[EXERCISE INPUT start]
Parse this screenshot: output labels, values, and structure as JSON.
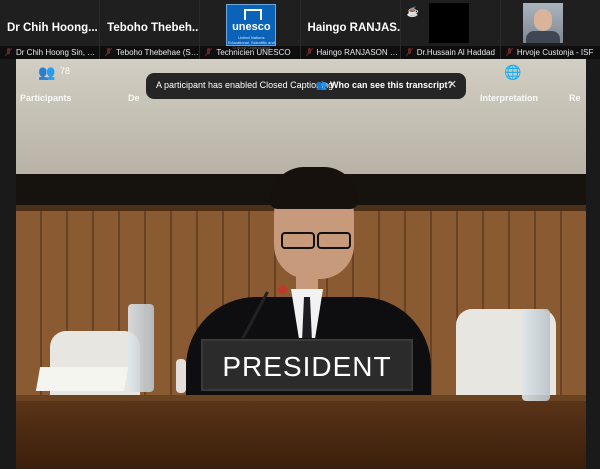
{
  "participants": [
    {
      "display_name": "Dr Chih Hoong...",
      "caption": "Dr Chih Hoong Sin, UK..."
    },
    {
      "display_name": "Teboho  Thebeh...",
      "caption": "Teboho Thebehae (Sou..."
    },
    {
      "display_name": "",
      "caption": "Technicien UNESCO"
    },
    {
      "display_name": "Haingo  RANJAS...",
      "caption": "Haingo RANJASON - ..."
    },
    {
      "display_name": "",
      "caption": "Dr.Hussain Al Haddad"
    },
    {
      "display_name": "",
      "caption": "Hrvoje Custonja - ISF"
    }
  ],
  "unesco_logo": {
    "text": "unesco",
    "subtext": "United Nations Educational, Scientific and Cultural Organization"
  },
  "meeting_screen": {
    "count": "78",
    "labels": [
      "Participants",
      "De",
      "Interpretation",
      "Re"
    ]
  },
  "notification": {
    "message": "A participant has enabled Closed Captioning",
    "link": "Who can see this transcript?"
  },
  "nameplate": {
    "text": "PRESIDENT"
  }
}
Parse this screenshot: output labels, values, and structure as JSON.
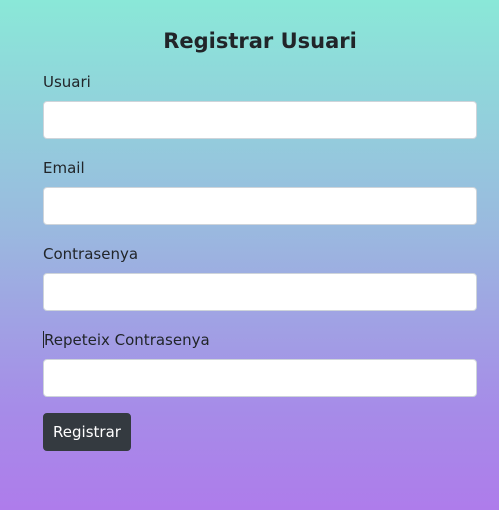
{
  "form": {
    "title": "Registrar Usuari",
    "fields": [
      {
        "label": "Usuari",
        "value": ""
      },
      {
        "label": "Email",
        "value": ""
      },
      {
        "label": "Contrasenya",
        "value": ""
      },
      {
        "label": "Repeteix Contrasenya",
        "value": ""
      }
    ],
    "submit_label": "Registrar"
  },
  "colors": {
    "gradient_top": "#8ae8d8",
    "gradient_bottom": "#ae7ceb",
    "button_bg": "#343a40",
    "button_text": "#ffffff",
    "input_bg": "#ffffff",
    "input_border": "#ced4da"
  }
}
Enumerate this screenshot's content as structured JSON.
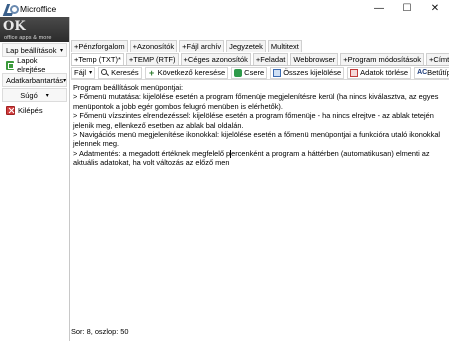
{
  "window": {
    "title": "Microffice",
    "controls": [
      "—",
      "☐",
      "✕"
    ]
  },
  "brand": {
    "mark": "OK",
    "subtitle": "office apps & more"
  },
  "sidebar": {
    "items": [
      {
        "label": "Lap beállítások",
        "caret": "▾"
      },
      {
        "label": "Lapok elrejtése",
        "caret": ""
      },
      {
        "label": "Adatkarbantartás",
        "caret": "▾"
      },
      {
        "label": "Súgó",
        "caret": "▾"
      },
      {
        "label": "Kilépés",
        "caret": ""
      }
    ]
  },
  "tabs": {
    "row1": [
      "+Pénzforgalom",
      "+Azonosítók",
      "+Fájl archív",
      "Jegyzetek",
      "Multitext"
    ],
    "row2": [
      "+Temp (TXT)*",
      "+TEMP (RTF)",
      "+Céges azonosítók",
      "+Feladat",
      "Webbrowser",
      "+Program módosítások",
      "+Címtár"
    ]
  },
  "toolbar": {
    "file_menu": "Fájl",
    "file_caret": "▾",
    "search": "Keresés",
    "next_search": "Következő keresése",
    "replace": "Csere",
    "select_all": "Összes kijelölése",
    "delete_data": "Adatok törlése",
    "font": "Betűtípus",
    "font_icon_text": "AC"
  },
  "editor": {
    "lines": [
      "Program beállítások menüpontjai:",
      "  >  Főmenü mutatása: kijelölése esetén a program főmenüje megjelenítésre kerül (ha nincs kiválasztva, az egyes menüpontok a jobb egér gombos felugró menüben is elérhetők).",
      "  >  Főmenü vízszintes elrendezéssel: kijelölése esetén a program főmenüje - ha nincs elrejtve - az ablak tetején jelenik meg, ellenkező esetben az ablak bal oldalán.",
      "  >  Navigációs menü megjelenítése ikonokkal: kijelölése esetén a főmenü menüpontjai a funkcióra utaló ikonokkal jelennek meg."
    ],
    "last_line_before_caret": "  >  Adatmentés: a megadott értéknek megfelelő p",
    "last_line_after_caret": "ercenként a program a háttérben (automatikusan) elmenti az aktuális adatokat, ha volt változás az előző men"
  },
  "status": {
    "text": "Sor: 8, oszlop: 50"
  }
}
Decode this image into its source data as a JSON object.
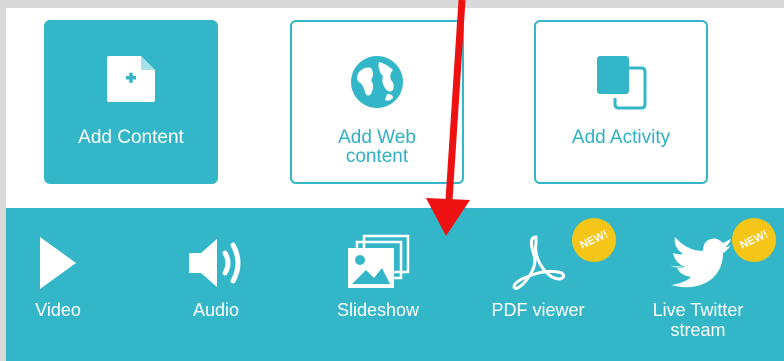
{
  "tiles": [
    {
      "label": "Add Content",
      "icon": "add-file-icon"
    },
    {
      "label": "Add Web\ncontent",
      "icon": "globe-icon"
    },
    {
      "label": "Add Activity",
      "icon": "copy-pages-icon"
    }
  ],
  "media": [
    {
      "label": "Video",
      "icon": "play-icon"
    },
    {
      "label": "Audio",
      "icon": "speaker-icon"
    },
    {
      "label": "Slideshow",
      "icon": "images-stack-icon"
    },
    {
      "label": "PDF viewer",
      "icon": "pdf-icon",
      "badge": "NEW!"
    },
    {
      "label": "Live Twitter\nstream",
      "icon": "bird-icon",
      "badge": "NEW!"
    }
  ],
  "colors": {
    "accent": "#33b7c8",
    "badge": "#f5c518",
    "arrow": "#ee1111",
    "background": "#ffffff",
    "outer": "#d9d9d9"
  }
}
[EXERCISE INPUT end]
▶ [WHAT IS REQUIRED]: Set down the complete material exactly, but do not include the images.

▶ [RESPONSE TO THE TASK]:
Parse this screenshot: output labels, values, and structure as JSON.
{
  "participants": [
    {
      "display_name": "Dr Chih Hoong...",
      "caption": "Dr Chih Hoong Sin, UK..."
    },
    {
      "display_name": "Teboho  Thebeh...",
      "caption": "Teboho Thebehae (Sou..."
    },
    {
      "display_name": "",
      "caption": "Technicien UNESCO"
    },
    {
      "display_name": "Haingo  RANJAS...",
      "caption": "Haingo RANJASON - ..."
    },
    {
      "display_name": "",
      "caption": "Dr.Hussain Al Haddad"
    },
    {
      "display_name": "",
      "caption": "Hrvoje Custonja - ISF"
    }
  ],
  "unesco_logo": {
    "text": "unesco",
    "subtext": "United Nations Educational, Scientific and Cultural Organization"
  },
  "meeting_screen": {
    "count": "78",
    "labels": [
      "Participants",
      "De",
      "Interpretation",
      "Re"
    ]
  },
  "notification": {
    "message": "A participant has enabled Closed Captioning",
    "link": "Who can see this transcript?"
  },
  "nameplate": {
    "text": "PRESIDENT"
  }
}
Parse this screenshot: output labels, values, and structure as JSON.
{
  "form": {
    "title": "Registrar Usuari",
    "fields": [
      {
        "label": "Usuari",
        "value": ""
      },
      {
        "label": "Email",
        "value": ""
      },
      {
        "label": "Contrasenya",
        "value": ""
      },
      {
        "label": "Repeteix Contrasenya",
        "value": ""
      }
    ],
    "submit_label": "Registrar"
  },
  "colors": {
    "gradient_top": "#8ae8d8",
    "gradient_bottom": "#ae7ceb",
    "button_bg": "#343a40",
    "button_text": "#ffffff",
    "input_bg": "#ffffff",
    "input_border": "#ced4da"
  }
}
Enumerate this screenshot's content as structured JSON.
{
  "window": {
    "title": "Microffice",
    "controls": [
      "—",
      "☐",
      "✕"
    ]
  },
  "brand": {
    "mark": "OK",
    "subtitle": "office apps & more"
  },
  "sidebar": {
    "items": [
      {
        "label": "Lap beállítások",
        "caret": "▾"
      },
      {
        "label": "Lapok elrejtése",
        "caret": ""
      },
      {
        "label": "Adatkarbantartás",
        "caret": "▾"
      },
      {
        "label": "Súgó",
        "caret": "▾"
      },
      {
        "label": "Kilépés",
        "caret": ""
      }
    ]
  },
  "tabs": {
    "row1": [
      "+Pénzforgalom",
      "+Azonosítók",
      "+Fájl archív",
      "Jegyzetek",
      "Multitext"
    ],
    "row2": [
      "+Temp (TXT)*",
      "+TEMP (RTF)",
      "+Céges azonosítók",
      "+Feladat",
      "Webbrowser",
      "+Program módosítások",
      "+Címtár"
    ]
  },
  "toolbar": {
    "file_menu": "Fájl",
    "file_caret": "▾",
    "search": "Keresés",
    "next_search": "Következő keresése",
    "replace": "Csere",
    "select_all": "Összes kijelölése",
    "delete_data": "Adatok törlése",
    "font": "Betűtípus",
    "font_icon_text": "AC"
  },
  "editor": {
    "lines": [
      "Program beállítások menüpontjai:",
      "  >  Főmenü mutatása: kijelölése esetén a program főmenüje megjelenítésre kerül (ha nincs kiválasztva, az egyes menüpontok a jobb egér gombos felugró menüben is elérhetők).",
      "  >  Főmenü vízszintes elrendezéssel: kijelölése esetén a program főmenüje - ha nincs elrejtve - az ablak tetején jelenik meg, ellenkező esetben az ablak bal oldalán.",
      "  >  Navigációs menü megjelenítése ikonokkal: kijelölése esetén a főmenü menüpontjai a funkcióra utaló ikonokkal jelennek meg."
    ],
    "last_line_before_caret": "  >  Adatmentés: a megadott értéknek megfelelő p",
    "last_line_after_caret": "ercenként a program a háttérben (automatikusan) elmenti az aktuális adatokat, ha volt változás az előző men"
  },
  "status": {
    "text": "Sor: 8, oszlop: 50"
  }
}
Decode this image into its source data as a JSON object.
{
  "tiles": [
    {
      "label": "Add Content",
      "icon": "add-file-icon"
    },
    {
      "label": "Add Web\ncontent",
      "icon": "globe-icon"
    },
    {
      "label": "Add Activity",
      "icon": "copy-pages-icon"
    }
  ],
  "media": [
    {
      "label": "Video",
      "icon": "play-icon"
    },
    {
      "label": "Audio",
      "icon": "speaker-icon"
    },
    {
      "label": "Slideshow",
      "icon": "images-stack-icon"
    },
    {
      "label": "PDF viewer",
      "icon": "pdf-icon",
      "badge": "NEW!"
    },
    {
      "label": "Live Twitter\nstream",
      "icon": "bird-icon",
      "badge": "NEW!"
    }
  ],
  "colors": {
    "accent": "#33b7c8",
    "badge": "#f5c518",
    "arrow": "#ee1111",
    "background": "#ffffff",
    "outer": "#d9d9d9"
  }
}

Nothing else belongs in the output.